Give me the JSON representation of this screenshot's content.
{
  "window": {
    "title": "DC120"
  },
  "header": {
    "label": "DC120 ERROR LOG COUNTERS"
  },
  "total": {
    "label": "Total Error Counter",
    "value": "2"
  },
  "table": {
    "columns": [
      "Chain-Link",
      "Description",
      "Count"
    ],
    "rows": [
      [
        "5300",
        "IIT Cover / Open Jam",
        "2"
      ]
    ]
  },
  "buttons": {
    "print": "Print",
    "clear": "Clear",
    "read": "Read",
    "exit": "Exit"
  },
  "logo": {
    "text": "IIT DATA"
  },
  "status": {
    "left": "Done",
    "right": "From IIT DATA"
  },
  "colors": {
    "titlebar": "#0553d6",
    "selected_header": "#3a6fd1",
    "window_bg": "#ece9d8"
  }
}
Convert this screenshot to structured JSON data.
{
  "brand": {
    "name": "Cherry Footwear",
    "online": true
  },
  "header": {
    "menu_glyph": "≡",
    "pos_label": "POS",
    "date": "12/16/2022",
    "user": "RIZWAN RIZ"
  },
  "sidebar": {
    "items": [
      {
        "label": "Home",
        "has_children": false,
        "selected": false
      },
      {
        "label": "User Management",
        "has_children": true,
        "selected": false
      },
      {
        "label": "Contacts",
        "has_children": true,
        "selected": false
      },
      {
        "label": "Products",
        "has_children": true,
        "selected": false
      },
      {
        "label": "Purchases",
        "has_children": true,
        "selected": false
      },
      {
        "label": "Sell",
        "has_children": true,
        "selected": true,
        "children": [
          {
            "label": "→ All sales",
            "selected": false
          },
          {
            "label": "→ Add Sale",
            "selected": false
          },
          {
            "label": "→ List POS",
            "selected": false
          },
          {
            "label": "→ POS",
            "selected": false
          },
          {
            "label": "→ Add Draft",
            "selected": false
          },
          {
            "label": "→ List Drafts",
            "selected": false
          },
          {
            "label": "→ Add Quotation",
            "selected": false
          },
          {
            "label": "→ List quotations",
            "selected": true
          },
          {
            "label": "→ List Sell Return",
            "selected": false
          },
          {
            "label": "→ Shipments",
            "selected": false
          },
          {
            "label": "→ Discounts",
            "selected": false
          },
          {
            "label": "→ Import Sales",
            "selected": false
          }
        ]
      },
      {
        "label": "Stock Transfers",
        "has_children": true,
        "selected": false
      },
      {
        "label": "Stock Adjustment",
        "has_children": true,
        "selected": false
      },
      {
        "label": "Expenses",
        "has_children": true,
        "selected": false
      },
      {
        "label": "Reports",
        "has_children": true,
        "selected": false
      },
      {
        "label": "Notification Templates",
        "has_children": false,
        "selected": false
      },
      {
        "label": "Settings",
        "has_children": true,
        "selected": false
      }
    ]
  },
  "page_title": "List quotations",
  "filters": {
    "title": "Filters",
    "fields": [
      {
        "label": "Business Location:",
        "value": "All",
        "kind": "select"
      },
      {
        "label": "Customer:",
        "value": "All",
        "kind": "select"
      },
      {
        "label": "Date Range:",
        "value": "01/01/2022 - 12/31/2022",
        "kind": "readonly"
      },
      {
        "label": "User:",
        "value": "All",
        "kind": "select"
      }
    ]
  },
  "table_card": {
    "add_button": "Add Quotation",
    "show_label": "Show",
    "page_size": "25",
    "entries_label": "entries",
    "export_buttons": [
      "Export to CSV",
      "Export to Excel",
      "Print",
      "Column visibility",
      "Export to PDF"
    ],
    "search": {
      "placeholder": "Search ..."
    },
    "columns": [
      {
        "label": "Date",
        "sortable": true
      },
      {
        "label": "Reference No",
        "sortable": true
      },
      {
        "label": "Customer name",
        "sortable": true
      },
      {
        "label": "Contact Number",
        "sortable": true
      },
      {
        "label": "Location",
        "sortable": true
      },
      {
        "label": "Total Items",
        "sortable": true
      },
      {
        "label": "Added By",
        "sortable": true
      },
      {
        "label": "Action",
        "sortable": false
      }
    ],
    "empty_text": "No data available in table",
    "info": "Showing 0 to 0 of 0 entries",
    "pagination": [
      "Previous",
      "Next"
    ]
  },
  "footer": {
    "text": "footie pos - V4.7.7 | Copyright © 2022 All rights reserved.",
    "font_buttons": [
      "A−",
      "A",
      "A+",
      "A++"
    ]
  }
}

......

Exercise prompt. Across the preceding material, how many lines contain the word "screenshot"? State the number alone.

Output of the exercise. 2